[start Material]

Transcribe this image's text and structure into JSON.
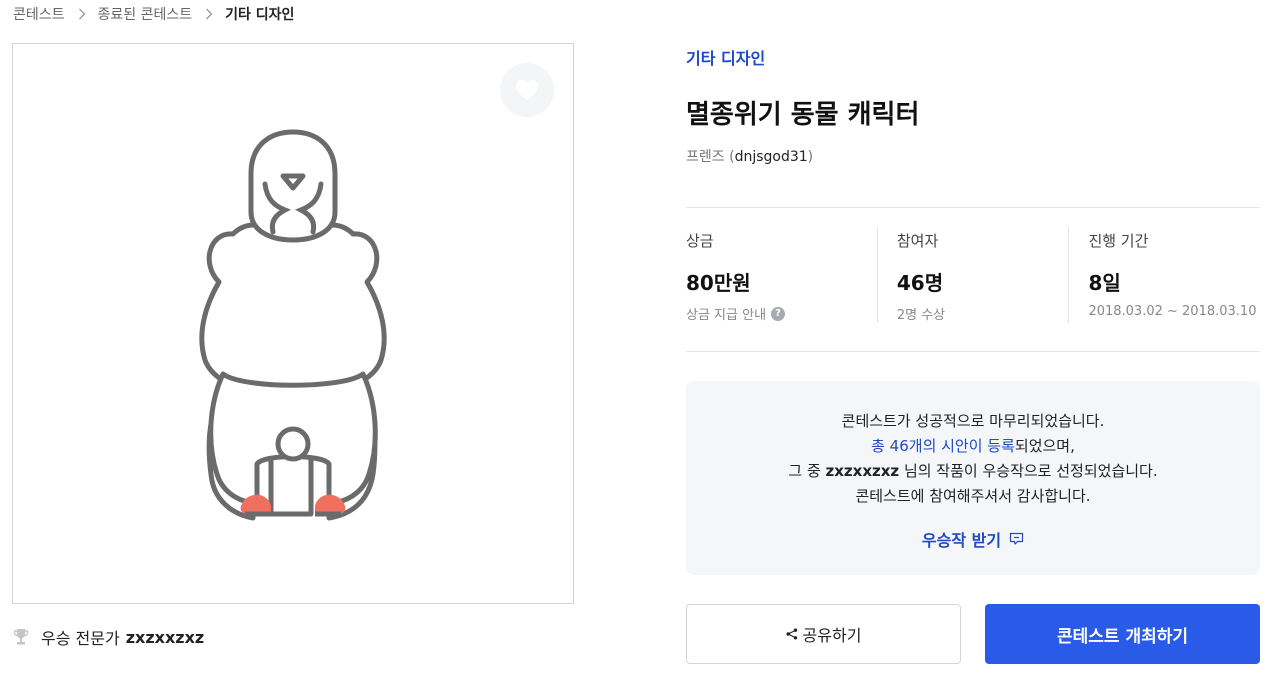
{
  "breadcrumb": {
    "items": [
      "콘테스트",
      "종료된 콘테스트",
      "기타 디자인"
    ]
  },
  "winner": {
    "label": "우승 전문가",
    "name": "zxzxxzxz"
  },
  "contest": {
    "category": "기타 디자인",
    "title": "멸종위기 동물 캐릭터",
    "host_name": "프렌즈",
    "host_id": "dnjsgod31"
  },
  "stats": {
    "prize": {
      "label": "상금",
      "value": "80만원",
      "sub": "상금 지급 안내"
    },
    "participants": {
      "label": "참여자",
      "value": "46명",
      "sub": "2명 수상"
    },
    "period": {
      "label": "진행 기간",
      "value": "8일",
      "sub": "2018.03.02 ~ 2018.03.10"
    }
  },
  "notice": {
    "line1": "콘테스트가 성공적으로 마무리되었습니다.",
    "line2_highlight": "총 46개의 시안이 등록",
    "line2_rest": "되었으며,",
    "line3_prefix": "그 중",
    "line3_id": "zxzxxzxz",
    "line3_suffix": "님의 작품이 우승작으로 선정되었습니다.",
    "line4": "콘테스트에 참여해주셔서 감사합니다.",
    "receive_label": "우승작 받기"
  },
  "buttons": {
    "share_label": "공유하기",
    "host_label": "콘테스트 개최하기"
  },
  "colors": {
    "accent": "#1f49c6",
    "primary_button": "#2a5ae8",
    "feet": "#f0705f",
    "outline": "#6b6b6b"
  },
  "icons": [
    "chevron-right-icon",
    "heart-icon",
    "trophy-icon",
    "help-icon",
    "message-icon",
    "share-icon"
  ]
}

[end Material]

### [Instructions to follow]
Transcribe the full listing above exactly as it stands, minus the pictures.

### [The reply]
Transcribe this image's text and structure into JSON.
{
  "breadcrumb": {
    "items": [
      "콘테스트",
      "종료된 콘테스트",
      "기타 디자인"
    ]
  },
  "winner": {
    "label": "우승 전문가",
    "name": "zxzxxzxz"
  },
  "contest": {
    "category": "기타 디자인",
    "title": "멸종위기 동물 캐릭터",
    "host_name": "프렌즈",
    "host_id": "dnjsgod31"
  },
  "stats": {
    "prize": {
      "label": "상금",
      "value": "80만원",
      "sub": "상금 지급 안내"
    },
    "participants": {
      "label": "참여자",
      "value": "46명",
      "sub": "2명 수상"
    },
    "period": {
      "label": "진행 기간",
      "value": "8일",
      "sub": "2018.03.02 ~ 2018.03.10"
    }
  },
  "notice": {
    "line1": "콘테스트가 성공적으로 마무리되었습니다.",
    "line2_highlight": "총 46개의 시안이 등록",
    "line2_rest": "되었으며,",
    "line3_prefix": "그 중",
    "line3_id": "zxzxxzxz",
    "line3_suffix": "님의 작품이 우승작으로 선정되었습니다.",
    "line4": "콘테스트에 참여해주셔서 감사합니다.",
    "receive_label": "우승작 받기"
  },
  "buttons": {
    "share_label": "공유하기",
    "host_label": "콘테스트 개최하기"
  },
  "colors": {
    "accent": "#1f49c6",
    "primary_button": "#2a5ae8",
    "feet": "#f0705f",
    "outline": "#6b6b6b"
  },
  "icons": [
    "chevron-right-icon",
    "heart-icon",
    "trophy-icon",
    "help-icon",
    "message-icon",
    "share-icon"
  ]
}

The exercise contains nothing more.